## AIM:
Some lines of these records may hold the word "Prediction"; state how many, using only the number.
>>>>
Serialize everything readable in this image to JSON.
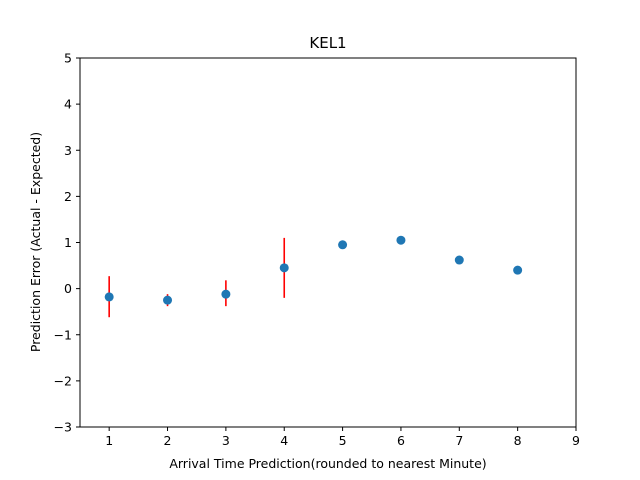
{
  "chart_data": {
    "type": "scatter",
    "title": "KEL1",
    "xlabel": "Arrival Time Prediction(rounded to nearest Minute)",
    "ylabel": "Prediction Error (Actual - Expected)",
    "xlim": [
      0.5,
      9
    ],
    "ylim": [
      -3,
      5
    ],
    "xticks": [
      1,
      2,
      3,
      4,
      5,
      6,
      7,
      8,
      9
    ],
    "yticks": [
      -3,
      -2,
      -1,
      0,
      1,
      2,
      3,
      4,
      5
    ],
    "xtick_labels": [
      "1",
      "2",
      "3",
      "4",
      "5",
      "6",
      "7",
      "8",
      "9"
    ],
    "ytick_labels": [
      "−3",
      "−2",
      "−1",
      "0",
      "1",
      "2",
      "3",
      "4",
      "5"
    ],
    "grid": false,
    "point_color": "#1f77b4",
    "errorbar_color": "#ff0000",
    "points": [
      {
        "x": 1,
        "y": -0.18,
        "err_low": -0.62,
        "err_high": 0.27
      },
      {
        "x": 2,
        "y": -0.25,
        "err_low": -0.38,
        "err_high": -0.12
      },
      {
        "x": 3,
        "y": -0.12,
        "err_low": -0.38,
        "err_high": 0.18
      },
      {
        "x": 4,
        "y": 0.45,
        "err_low": -0.2,
        "err_high": 1.1
      },
      {
        "x": 5,
        "y": 0.95,
        "err_low": null,
        "err_high": null
      },
      {
        "x": 6,
        "y": 1.05,
        "err_low": null,
        "err_high": null
      },
      {
        "x": 7,
        "y": 0.62,
        "err_low": null,
        "err_high": null
      },
      {
        "x": 8,
        "y": 0.4,
        "err_low": null,
        "err_high": null
      }
    ]
  }
}
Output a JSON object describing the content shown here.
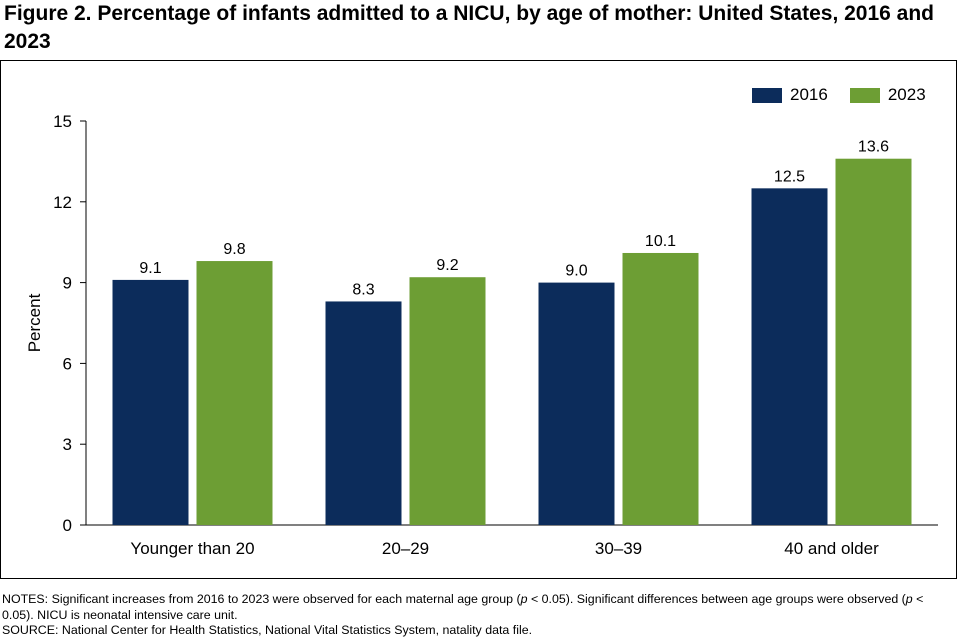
{
  "title": "Figure 2. Percentage of infants admitted to a NICU, by age of mother: United States, 2016 and 2023",
  "notes": {
    "line1_a": "NOTES: Significant increases from 2016 to 2023 were observed for each maternal age group (",
    "p1": "p",
    "line1_b": " < 0.05). Significant differences between age groups were observed (",
    "p2": "p",
    "line1_c": " < 0.05). NICU is neonatal intensive care unit.",
    "source": "SOURCE: National Center for Health Statistics, National Vital Statistics System, natality data file."
  },
  "colors": {
    "2016": "#0c2c5b",
    "2023": "#6d9e34"
  },
  "chart_data": {
    "type": "bar",
    "categories": [
      "Younger than 20",
      "20–29",
      "30–39",
      "40 and older"
    ],
    "series": [
      {
        "name": "2016",
        "values": [
          9.1,
          8.3,
          9.0,
          12.5
        ],
        "labels": [
          "9.1",
          "8.3",
          "9.0",
          "12.5"
        ]
      },
      {
        "name": "2023",
        "values": [
          9.8,
          9.2,
          10.1,
          13.6
        ],
        "labels": [
          "9.8",
          "9.2",
          "10.1",
          "13.6"
        ]
      }
    ],
    "ylabel": "Percent",
    "xlabel": "",
    "ylim": [
      0,
      15
    ],
    "yticks": [
      0,
      3,
      6,
      9,
      12,
      15
    ],
    "legend_position": "top-right",
    "grid": false
  }
}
<<<<
## FINAL RESULT:
2